> [Written problem]
Reproduce every line in the listing that contains the word "screenshot".

> [Data rows]
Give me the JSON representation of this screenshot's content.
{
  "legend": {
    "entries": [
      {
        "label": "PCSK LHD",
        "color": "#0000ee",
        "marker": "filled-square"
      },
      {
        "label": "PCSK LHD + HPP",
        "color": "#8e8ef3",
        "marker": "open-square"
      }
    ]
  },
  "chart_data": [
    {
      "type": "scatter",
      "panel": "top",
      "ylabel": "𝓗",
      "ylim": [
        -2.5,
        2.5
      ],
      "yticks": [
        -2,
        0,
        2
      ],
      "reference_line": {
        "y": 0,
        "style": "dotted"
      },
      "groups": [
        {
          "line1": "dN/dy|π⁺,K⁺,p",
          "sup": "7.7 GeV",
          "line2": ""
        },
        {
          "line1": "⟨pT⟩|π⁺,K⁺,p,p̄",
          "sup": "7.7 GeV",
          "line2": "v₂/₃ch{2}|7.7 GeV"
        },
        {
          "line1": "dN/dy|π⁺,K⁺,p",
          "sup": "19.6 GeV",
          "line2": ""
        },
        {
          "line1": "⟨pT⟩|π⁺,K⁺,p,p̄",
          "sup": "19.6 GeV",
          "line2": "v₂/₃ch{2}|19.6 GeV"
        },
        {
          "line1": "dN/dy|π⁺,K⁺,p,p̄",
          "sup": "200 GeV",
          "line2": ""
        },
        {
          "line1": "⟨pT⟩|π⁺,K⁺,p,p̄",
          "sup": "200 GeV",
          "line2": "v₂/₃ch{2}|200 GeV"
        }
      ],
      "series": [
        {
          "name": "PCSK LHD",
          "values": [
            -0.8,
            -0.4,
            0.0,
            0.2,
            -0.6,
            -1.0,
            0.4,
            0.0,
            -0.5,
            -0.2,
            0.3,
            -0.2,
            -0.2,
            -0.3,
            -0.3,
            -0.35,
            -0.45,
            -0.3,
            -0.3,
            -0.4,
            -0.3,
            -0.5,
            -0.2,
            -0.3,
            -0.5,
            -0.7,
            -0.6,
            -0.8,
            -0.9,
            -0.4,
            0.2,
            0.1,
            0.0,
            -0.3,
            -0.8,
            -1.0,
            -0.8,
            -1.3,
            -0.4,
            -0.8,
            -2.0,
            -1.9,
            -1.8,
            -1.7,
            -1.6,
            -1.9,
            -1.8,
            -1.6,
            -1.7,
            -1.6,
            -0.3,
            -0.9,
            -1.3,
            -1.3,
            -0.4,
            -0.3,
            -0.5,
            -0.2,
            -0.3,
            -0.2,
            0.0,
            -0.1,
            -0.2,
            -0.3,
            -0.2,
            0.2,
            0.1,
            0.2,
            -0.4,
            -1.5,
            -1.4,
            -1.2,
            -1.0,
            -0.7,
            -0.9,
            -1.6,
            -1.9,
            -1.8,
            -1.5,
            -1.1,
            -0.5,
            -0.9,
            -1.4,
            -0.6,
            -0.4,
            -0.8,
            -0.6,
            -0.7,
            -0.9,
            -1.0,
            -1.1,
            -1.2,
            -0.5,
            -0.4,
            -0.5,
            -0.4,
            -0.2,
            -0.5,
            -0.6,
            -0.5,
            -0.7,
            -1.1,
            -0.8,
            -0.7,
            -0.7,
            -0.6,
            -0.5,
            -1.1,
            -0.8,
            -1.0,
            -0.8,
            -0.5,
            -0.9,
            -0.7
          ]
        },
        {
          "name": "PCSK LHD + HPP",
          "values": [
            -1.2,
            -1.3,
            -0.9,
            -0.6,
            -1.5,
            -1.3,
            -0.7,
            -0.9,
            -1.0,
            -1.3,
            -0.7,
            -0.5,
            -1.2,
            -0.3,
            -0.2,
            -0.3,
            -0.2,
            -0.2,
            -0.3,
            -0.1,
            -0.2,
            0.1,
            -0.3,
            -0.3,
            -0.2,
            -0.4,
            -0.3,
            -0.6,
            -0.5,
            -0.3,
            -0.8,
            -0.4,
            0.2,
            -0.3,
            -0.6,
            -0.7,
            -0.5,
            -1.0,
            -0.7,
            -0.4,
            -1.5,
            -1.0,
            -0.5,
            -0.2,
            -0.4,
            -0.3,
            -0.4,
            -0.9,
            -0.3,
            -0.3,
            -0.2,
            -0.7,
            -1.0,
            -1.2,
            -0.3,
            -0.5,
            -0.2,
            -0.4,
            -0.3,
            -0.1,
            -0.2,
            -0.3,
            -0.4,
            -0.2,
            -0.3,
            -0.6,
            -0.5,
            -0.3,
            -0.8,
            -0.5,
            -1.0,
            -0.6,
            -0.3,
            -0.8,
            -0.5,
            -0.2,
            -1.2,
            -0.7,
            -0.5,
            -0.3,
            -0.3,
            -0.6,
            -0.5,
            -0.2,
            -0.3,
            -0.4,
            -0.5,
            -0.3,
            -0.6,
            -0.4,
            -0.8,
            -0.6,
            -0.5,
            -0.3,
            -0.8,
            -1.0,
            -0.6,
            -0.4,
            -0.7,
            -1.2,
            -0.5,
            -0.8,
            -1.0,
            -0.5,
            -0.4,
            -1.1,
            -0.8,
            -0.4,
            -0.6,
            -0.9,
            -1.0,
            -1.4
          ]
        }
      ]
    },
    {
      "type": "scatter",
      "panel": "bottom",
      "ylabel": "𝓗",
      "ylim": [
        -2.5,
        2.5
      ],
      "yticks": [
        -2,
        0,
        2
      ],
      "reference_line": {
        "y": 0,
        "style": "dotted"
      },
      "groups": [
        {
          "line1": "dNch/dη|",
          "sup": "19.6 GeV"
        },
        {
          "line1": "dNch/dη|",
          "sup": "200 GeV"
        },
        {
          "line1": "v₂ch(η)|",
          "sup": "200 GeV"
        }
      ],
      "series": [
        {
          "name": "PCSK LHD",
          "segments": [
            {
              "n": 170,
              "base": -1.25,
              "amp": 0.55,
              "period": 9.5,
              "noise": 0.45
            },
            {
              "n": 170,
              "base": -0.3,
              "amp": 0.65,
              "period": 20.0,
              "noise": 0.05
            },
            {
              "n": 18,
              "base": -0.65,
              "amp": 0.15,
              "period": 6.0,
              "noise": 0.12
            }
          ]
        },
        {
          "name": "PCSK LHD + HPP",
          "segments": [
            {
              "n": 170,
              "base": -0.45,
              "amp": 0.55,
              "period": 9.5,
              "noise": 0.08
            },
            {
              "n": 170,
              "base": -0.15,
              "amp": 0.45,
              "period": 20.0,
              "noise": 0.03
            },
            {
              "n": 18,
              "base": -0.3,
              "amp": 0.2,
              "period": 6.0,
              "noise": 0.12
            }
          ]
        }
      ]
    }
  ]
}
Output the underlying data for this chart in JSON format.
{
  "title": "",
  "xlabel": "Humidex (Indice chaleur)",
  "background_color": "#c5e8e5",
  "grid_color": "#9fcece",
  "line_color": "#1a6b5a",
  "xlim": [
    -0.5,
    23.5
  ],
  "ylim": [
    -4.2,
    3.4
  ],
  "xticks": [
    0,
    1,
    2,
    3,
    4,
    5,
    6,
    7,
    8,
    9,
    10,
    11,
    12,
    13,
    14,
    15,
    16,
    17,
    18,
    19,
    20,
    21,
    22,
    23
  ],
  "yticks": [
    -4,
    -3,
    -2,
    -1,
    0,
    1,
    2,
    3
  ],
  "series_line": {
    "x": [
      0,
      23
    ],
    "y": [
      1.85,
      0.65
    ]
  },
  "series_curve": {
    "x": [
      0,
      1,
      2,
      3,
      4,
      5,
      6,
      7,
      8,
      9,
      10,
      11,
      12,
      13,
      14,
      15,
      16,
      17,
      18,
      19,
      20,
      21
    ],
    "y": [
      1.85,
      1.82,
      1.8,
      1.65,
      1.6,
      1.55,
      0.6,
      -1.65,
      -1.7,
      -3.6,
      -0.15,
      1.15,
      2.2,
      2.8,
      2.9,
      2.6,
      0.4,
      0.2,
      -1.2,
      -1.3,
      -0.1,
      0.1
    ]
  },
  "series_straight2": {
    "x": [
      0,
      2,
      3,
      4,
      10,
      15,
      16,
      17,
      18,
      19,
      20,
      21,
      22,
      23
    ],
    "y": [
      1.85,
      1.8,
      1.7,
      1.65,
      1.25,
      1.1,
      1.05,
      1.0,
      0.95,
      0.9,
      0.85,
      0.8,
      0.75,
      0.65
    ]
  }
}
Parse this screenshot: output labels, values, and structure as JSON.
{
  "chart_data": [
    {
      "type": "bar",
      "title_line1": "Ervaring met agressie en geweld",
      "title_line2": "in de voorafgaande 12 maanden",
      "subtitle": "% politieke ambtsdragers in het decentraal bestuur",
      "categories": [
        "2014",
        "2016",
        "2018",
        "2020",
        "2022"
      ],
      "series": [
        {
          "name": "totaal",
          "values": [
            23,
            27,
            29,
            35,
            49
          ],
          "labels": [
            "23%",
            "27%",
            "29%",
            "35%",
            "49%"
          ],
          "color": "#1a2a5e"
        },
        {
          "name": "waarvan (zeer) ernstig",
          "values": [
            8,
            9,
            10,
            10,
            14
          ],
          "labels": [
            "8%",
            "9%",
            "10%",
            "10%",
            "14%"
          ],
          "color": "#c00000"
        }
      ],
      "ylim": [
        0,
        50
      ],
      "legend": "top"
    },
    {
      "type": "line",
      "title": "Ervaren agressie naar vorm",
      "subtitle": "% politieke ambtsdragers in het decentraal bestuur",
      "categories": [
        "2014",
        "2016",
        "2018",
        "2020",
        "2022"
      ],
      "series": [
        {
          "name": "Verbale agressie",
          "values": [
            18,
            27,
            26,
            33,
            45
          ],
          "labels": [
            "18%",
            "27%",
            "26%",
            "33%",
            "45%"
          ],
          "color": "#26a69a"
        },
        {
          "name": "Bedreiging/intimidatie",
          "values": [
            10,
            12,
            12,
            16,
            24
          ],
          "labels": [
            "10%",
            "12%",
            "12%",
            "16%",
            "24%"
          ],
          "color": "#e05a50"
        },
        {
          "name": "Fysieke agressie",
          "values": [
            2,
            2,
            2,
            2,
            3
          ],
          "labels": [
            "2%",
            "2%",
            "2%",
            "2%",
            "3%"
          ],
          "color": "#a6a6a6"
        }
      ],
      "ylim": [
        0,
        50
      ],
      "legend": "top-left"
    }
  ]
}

> [Full solution]
Give me the JSON representation of this screenshot's content.
Parse this screenshot: output labels, values, and structure as JSON.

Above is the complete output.